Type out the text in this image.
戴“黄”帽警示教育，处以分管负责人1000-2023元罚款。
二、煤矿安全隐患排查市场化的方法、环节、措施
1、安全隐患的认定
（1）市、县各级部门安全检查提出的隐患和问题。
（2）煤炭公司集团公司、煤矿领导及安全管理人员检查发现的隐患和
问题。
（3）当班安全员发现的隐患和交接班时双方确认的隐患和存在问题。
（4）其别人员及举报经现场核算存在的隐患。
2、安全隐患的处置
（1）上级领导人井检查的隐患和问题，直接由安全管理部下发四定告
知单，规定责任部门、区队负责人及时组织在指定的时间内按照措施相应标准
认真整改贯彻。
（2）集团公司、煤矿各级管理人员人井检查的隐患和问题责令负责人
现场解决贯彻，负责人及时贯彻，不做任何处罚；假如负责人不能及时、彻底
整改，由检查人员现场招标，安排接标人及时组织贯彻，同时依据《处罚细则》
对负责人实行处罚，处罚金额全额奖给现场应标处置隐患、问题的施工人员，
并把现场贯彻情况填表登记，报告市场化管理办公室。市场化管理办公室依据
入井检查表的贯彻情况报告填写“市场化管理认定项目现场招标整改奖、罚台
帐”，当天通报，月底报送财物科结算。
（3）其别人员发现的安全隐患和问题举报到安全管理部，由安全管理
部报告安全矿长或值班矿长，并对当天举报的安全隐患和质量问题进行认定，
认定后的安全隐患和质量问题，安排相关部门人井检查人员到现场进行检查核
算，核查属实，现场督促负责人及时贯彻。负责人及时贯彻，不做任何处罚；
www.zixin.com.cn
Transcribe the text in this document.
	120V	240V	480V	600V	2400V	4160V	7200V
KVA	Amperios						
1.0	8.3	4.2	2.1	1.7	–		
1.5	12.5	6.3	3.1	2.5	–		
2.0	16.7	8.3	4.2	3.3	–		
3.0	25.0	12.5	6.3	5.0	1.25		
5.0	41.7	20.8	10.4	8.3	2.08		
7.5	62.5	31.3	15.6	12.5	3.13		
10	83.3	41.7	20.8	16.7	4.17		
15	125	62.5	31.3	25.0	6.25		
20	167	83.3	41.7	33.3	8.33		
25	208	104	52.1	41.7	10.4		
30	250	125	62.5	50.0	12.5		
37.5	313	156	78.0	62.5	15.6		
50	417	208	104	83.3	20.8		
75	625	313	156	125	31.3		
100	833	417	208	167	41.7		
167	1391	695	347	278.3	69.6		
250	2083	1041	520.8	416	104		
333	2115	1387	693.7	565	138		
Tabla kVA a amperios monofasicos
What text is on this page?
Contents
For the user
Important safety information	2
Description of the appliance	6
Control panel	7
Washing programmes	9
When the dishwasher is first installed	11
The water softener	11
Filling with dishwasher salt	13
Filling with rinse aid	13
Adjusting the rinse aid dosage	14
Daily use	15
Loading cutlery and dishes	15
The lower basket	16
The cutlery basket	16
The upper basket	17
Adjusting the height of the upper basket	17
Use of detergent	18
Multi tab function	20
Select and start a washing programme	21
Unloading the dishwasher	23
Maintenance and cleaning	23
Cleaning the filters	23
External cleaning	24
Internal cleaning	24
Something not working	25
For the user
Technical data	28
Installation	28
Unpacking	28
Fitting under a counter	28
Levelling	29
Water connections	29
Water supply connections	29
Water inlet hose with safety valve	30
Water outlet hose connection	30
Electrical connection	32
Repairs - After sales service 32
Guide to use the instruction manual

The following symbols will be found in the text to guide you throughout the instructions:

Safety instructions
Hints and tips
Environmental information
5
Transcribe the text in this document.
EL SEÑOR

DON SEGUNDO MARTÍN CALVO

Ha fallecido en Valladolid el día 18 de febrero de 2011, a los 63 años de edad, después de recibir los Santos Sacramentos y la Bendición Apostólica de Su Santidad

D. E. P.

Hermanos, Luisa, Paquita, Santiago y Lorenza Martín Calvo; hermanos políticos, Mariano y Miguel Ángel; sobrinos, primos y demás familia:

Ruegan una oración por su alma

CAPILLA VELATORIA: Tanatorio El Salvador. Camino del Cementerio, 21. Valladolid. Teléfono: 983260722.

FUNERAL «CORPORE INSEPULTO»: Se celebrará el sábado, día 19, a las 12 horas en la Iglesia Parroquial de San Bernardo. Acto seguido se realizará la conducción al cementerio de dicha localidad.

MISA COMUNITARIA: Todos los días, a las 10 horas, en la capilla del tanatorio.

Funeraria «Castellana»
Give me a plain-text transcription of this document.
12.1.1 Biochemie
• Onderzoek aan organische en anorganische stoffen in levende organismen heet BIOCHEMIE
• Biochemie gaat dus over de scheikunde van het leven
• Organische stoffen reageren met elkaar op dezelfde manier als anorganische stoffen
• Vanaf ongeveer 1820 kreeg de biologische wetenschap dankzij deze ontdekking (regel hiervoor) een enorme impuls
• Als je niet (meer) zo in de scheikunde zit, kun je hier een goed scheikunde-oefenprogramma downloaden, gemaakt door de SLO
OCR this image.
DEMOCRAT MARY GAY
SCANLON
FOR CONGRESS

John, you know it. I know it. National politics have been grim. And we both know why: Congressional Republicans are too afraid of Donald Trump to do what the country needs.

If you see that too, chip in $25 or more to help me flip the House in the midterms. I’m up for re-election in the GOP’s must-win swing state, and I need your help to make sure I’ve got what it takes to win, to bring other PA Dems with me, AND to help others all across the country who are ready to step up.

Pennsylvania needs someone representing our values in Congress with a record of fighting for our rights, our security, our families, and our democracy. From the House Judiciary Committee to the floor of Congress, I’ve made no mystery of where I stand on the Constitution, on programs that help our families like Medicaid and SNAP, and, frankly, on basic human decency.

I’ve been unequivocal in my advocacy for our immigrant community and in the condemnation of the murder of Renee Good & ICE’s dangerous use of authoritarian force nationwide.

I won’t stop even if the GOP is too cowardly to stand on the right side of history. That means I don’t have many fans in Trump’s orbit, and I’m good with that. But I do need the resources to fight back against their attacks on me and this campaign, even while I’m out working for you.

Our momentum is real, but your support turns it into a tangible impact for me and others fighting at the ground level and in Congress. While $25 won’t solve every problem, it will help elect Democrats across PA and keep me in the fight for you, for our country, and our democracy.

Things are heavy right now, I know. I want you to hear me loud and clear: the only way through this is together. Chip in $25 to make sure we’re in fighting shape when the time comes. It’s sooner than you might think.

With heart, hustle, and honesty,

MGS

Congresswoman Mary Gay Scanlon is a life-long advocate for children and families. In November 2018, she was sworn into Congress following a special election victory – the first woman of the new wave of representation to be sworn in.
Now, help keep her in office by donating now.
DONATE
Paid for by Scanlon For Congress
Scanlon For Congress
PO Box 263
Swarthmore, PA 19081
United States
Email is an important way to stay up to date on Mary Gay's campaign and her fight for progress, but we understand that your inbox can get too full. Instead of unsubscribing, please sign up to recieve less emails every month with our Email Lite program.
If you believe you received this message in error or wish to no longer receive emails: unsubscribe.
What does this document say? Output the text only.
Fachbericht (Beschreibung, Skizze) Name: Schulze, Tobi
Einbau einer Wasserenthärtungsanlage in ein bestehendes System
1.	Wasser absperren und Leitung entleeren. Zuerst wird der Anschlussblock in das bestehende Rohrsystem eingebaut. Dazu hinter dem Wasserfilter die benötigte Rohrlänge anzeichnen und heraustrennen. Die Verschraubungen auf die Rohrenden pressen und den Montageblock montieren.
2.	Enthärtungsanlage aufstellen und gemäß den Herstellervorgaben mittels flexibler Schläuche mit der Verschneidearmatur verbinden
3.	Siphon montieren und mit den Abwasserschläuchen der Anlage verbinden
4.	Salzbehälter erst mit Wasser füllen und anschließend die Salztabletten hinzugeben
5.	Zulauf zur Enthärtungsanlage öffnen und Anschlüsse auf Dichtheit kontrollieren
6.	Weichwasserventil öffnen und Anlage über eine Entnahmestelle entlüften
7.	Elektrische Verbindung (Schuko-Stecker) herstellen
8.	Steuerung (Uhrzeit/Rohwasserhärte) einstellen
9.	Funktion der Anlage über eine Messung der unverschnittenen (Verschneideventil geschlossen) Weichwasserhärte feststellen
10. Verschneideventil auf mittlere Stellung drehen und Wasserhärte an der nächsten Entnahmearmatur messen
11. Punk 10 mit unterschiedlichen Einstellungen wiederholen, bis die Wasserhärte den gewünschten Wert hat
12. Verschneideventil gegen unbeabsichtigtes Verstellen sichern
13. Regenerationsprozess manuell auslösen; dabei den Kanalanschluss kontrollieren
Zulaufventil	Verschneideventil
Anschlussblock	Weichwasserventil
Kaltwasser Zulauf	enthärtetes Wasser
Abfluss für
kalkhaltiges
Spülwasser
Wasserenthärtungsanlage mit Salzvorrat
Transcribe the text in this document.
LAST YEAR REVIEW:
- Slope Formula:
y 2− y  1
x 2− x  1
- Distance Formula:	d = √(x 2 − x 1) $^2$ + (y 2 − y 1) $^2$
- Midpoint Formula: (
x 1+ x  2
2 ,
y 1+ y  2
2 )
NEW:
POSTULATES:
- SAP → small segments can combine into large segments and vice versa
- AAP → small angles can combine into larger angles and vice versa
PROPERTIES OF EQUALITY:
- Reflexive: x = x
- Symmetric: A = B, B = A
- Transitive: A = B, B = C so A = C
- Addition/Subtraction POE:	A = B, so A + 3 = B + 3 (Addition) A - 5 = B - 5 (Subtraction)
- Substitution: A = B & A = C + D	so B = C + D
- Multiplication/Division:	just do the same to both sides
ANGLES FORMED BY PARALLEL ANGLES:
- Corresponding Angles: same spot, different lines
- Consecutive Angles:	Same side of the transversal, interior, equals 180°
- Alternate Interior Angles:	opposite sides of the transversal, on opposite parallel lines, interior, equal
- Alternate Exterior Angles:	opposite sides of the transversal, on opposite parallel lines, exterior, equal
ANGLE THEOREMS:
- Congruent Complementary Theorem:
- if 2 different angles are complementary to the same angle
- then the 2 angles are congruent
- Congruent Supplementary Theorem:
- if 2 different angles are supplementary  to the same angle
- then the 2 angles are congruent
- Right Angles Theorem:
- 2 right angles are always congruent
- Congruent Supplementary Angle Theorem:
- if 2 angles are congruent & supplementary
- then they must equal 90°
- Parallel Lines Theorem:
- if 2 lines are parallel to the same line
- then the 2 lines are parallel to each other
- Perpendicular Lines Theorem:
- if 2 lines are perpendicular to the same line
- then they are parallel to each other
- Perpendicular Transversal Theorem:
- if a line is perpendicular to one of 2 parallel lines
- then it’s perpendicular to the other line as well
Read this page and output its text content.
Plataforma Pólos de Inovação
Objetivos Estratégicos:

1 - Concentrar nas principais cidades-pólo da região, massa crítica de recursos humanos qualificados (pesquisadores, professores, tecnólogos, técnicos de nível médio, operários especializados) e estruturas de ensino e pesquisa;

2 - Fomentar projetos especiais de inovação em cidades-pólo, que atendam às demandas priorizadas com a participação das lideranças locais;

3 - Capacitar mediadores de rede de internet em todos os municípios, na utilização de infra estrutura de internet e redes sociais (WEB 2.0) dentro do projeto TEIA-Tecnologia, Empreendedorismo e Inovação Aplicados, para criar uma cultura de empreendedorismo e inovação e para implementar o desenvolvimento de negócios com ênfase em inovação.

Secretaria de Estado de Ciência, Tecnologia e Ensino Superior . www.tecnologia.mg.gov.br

**What is being asked**
Using the data above, say how many lines include "every". No other reply is needed.

**Exercise answer**
2